● **TASK DIRECTIONS**: Quote the listing in full, exactly as given, minus any pictures.

>> START DATASET CONTENT

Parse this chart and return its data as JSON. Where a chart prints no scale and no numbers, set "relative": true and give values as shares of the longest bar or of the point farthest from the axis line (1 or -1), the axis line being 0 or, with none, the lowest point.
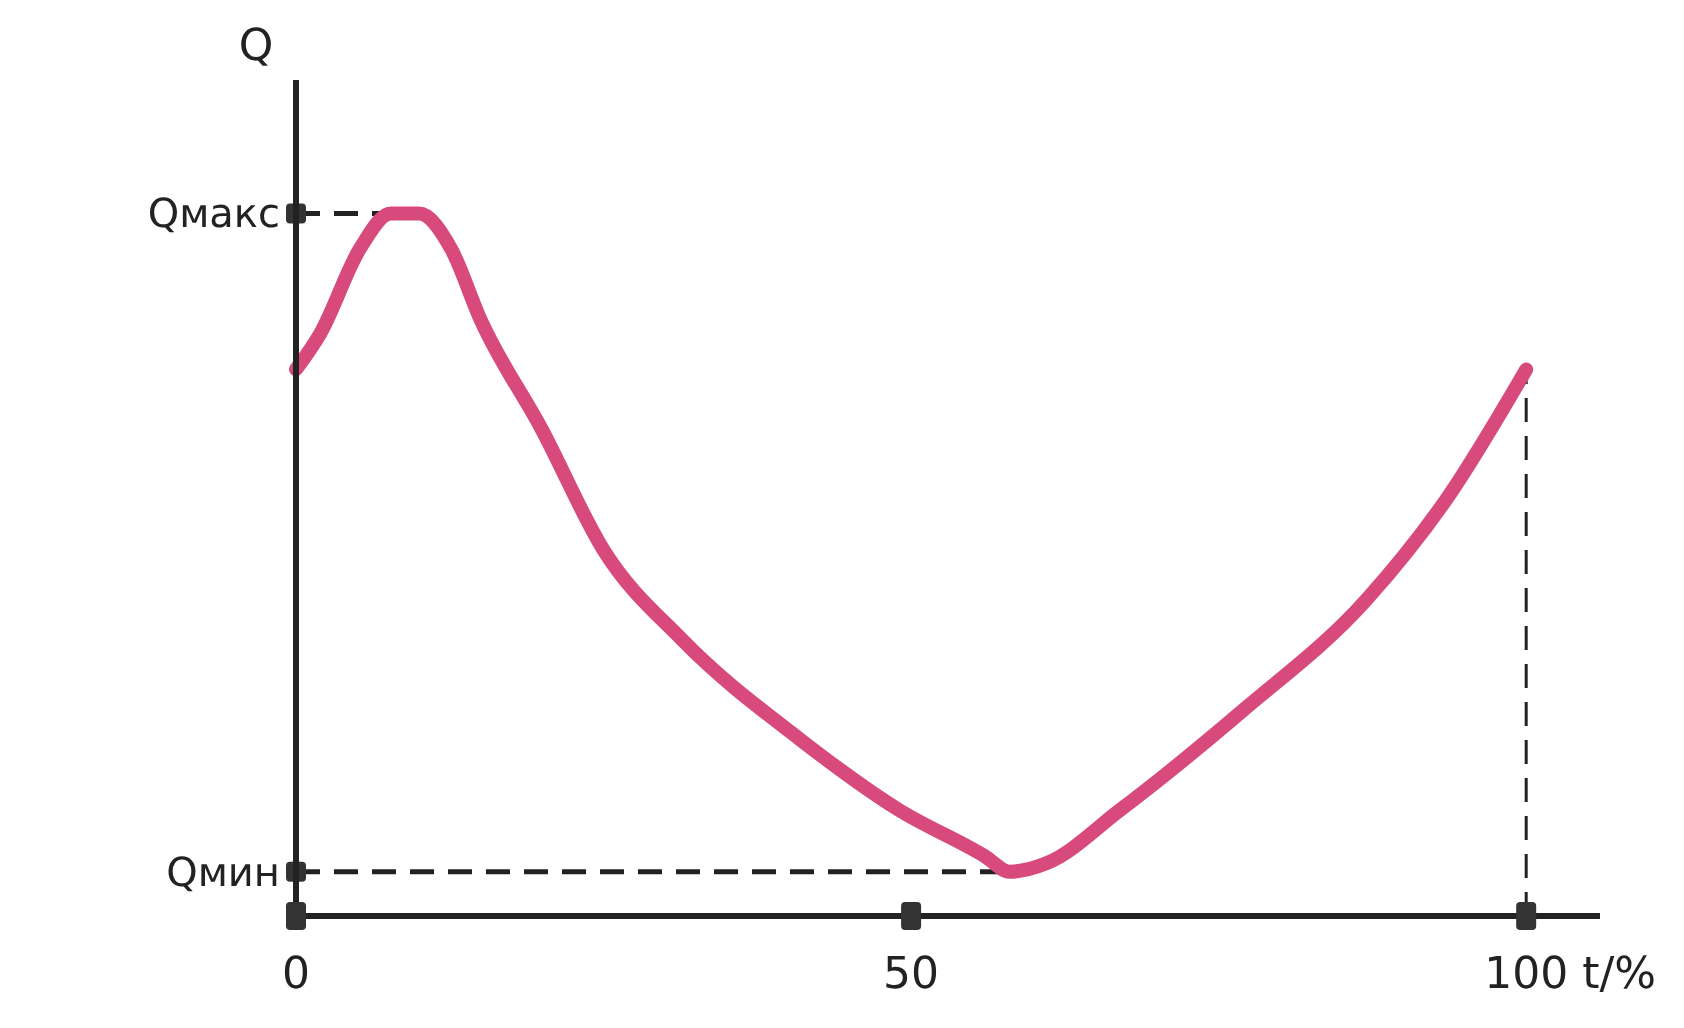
{
  "chart_data": {
    "type": "line",
    "relative": true,
    "xlabel": "t/%",
    "ylabel": "Q",
    "xlim": [
      0,
      106
    ],
    "xticks": [
      0,
      50,
      100
    ],
    "grid": false,
    "marker": "none",
    "line_style": "solid",
    "series": [
      {
        "color": "#d94a7c",
        "x": [
          0,
          2,
          5.2,
          7.7,
          10,
          12.6,
          15,
          20,
          25,
          31.4,
          41,
          49,
          56,
          58,
          61,
          67,
          77,
          87,
          93.5,
          100
        ],
        "values": [
          0.778,
          0.83,
          0.95,
          1,
          1,
          0.95,
          0.849,
          0.692,
          0.521,
          0.393,
          0.251,
          0.151,
          0.085,
          0.063,
          0.075,
          0.151,
          0.293,
          0.45,
          0.593,
          0.778
        ]
      }
    ],
    "ref_lines": [
      {
        "axis": "y",
        "value": 1,
        "label": "Qмакс",
        "line_style": "dashed",
        "color": "#222222"
      },
      {
        "axis": "y",
        "value": 0.063,
        "label": "Qмин",
        "line_style": "dashed",
        "color": "#222222"
      },
      {
        "axis": "x",
        "value": 100,
        "line_style": "dashed",
        "color": "#222222"
      }
    ]
  }
}
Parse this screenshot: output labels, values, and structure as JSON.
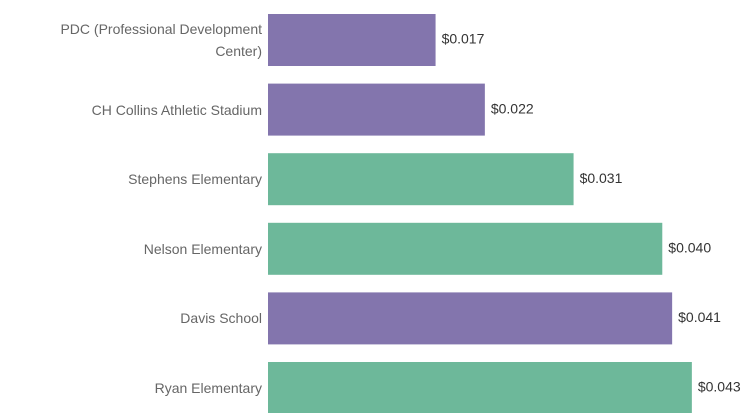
{
  "chart_data": {
    "type": "bar",
    "orientation": "horizontal",
    "categories": [
      "PDC (Professional Development Center)",
      "CH Collins Athletic Stadium",
      "Stephens Elementary",
      "Nelson Elementary",
      "Davis School",
      "Ryan Elementary"
    ],
    "values": [
      0.017,
      0.022,
      0.031,
      0.04,
      0.041,
      0.043
    ],
    "value_labels": [
      "$0.017",
      "$0.022",
      "$0.031",
      "$0.040",
      "$0.041",
      "$0.043"
    ],
    "colors": [
      "#8375ad",
      "#8375ad",
      "#6db89a",
      "#6db89a",
      "#8375ad",
      "#6db89a"
    ],
    "xlim": [
      0,
      0.049
    ]
  }
}
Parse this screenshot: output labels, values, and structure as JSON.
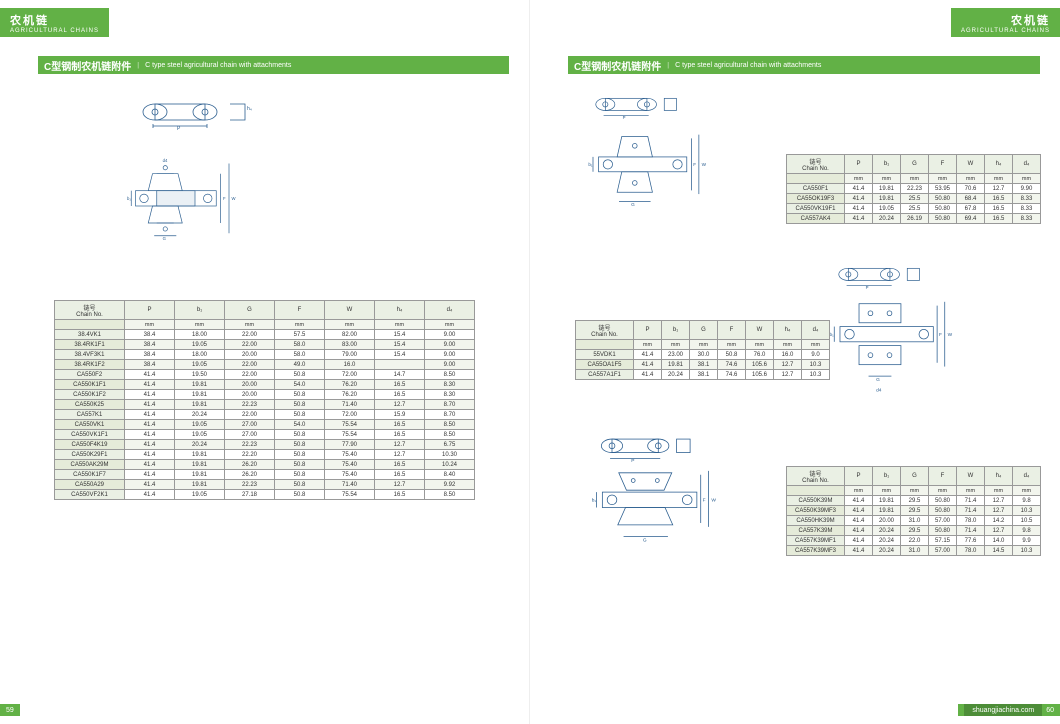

>> END DATASET CONTENT

● **REPLY TO THE TASK**:
Parse this chart and return its data as JSON. Where a chart prints no scale and no numbers, set "relative": true and give values as shares of the longest bar or of the point farthest from the axis line (1 or -1), the axis line being 0 or, with none, the lowest point.
{
  "chart_data": {
    "type": "line",
    "relative": true,
    "xlabel": "t/%",
    "ylabel": "Q",
    "xlim": [
      0,
      106
    ],
    "xticks": [
      0,
      50,
      100
    ],
    "grid": false,
    "marker": "none",
    "line_style": "solid",
    "series": [
      {
        "color": "#d94a7c",
        "x": [
          0,
          2,
          5.2,
          7.7,
          10,
          12.6,
          15,
          20,
          25,
          31.4,
          41,
          49,
          56,
          58,
          61,
          67,
          77,
          87,
          93.5,
          100
        ],
        "values": [
          0.778,
          0.83,
          0.95,
          1,
          1,
          0.95,
          0.849,
          0.692,
          0.521,
          0.393,
          0.251,
          0.151,
          0.085,
          0.063,
          0.075,
          0.151,
          0.293,
          0.45,
          0.593,
          0.778
        ]
      }
    ],
    "ref_lines": [
      {
        "axis": "y",
        "value": 1,
        "label": "Qмакс",
        "line_style": "dashed",
        "color": "#222222"
      },
      {
        "axis": "y",
        "value": 0.063,
        "label": "Qмин",
        "line_style": "dashed",
        "color": "#222222"
      },
      {
        "axis": "x",
        "value": 100,
        "line_style": "dashed",
        "color": "#222222"
      }
    ]
  }
}
Parse this screenshot: output labels, values, and structure as JSON.
{
  "chart_data": {
    "type": "bar",
    "orientation": "horizontal",
    "categories": [
      "PDC (Professional Development Center)",
      "CH Collins Athletic Stadium",
      "Stephens Elementary",
      "Nelson Elementary",
      "Davis School",
      "Ryan Elementary"
    ],
    "values": [
      0.017,
      0.022,
      0.031,
      0.04,
      0.041,
      0.043
    ],
    "value_labels": [
      "$0.017",
      "$0.022",
      "$0.031",
      "$0.040",
      "$0.041",
      "$0.043"
    ],
    "colors": [
      "#8375ad",
      "#8375ad",
      "#6db89a",
      "#6db89a",
      "#8375ad",
      "#6db89a"
    ],
    "xlim": [
      0,
      0.049
    ]
  }
}
Parse this screenshot: output labels, values, and structure as JSON.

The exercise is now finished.